Stored entries:
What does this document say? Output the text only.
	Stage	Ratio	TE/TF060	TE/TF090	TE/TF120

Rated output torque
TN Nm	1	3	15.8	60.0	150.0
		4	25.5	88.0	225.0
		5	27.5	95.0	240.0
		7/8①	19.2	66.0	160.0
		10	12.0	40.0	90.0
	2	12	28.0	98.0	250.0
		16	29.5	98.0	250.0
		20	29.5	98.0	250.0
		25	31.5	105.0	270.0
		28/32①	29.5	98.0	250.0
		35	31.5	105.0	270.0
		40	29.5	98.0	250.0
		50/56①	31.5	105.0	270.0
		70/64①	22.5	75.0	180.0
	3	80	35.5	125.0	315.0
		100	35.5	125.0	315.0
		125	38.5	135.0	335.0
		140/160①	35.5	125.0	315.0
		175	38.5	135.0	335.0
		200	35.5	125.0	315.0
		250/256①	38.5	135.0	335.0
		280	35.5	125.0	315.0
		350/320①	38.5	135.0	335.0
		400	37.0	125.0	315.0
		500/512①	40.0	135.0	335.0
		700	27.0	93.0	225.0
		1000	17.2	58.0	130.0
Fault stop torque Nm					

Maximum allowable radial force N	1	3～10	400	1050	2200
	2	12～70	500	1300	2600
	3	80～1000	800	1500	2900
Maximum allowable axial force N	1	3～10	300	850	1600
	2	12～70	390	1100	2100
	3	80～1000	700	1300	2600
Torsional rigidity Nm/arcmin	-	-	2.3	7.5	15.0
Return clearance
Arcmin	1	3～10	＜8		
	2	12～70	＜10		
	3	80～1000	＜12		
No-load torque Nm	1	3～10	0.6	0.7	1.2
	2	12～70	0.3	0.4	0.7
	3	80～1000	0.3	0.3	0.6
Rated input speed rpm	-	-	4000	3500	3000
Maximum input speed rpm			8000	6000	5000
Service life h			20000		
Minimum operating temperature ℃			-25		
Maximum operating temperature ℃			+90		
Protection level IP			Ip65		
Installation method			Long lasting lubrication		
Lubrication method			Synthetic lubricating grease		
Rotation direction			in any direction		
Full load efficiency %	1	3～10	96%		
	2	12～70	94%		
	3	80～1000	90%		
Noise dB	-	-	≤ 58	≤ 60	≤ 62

> _Stated problem_
Exactly reproduce every line of the data above.

> _Response to the exercise_
What does this document say? Output the text only.
	Stage	Ratio	TE/TF060	TE/TF090	TE/TF120

Rated output torque
TN Nm	1	3	15.8	60.0	150.0
		4	25.5	88.0	225.0
		5	27.5	95.0	240.0
		7/8①	19.2	66.0	160.0
		10	12.0	40.0	90.0
	2	12	28.0	98.0	250.0
		16	29.5	98.0	250.0
		20	29.5	98.0	250.0
		25	31.5	105.0	270.0
		28/32①	29.5	98.0	250.0
		35	31.5	105.0	270.0
		40	29.5	98.0	250.0
		50/56①	31.5	105.0	270.0
		70/64①	22.5	75.0	180.0
	3	80	35.5	125.0	315.0
		100	35.5	125.0	315.0
		125	38.5	135.0	335.0
		140/160①	35.5	125.0	315.0
		175	38.5	135.0	335.0
		200	35.5	125.0	315.0
		250/256①	38.5	135.0	335.0
		280	35.5	125.0	315.0
		350/320①	38.5	135.0	335.0
		400	37.0	125.0	315.0
		500/512①	40.0	135.0	335.0
		700	27.0	93.0	225.0
		1000	17.2	58.0	130.0
Fault stop torque Nm					

Maximum allowable radial force N	1	3～10	400	1050	2200
	2	12～70	500	1300	2600
	3	80～1000	800	1500	2900
Maximum allowable axial force N	1	3～10	300	850	1600
	2	12～70	390	1100	2100
	3	80～1000	700	1300	2600
Torsional rigidity Nm/arcmin	-	-	2.3	7.5	15.0
Return clearance
Arcmin	1	3～10	＜8		
	2	12～70	＜10		
	3	80～1000	＜12		
No-load torque Nm	1	3～10	0.6	0.7	1.2
	2	12～70	0.3	0.4	0.7
	3	80～1000	0.3	0.3	0.6
Rated input speed rpm	-	-	4000	3500	3000
Maximum input speed rpm			8000	6000	5000
Service life h			20000		
Minimum operating temperature ℃			-25		
Maximum operating temperature ℃			+90		
Protection level IP			Ip65		
Installation method			Long lasting lubrication		
Lubrication method			Synthetic lubricating grease		
Rotation direction			in any direction		
Full load efficiency %	1	3～10	96%		
	2	12～70	94%		
	3	80～1000	90%		
Noise dB	-	-	≤ 58	≤ 60	≤ 62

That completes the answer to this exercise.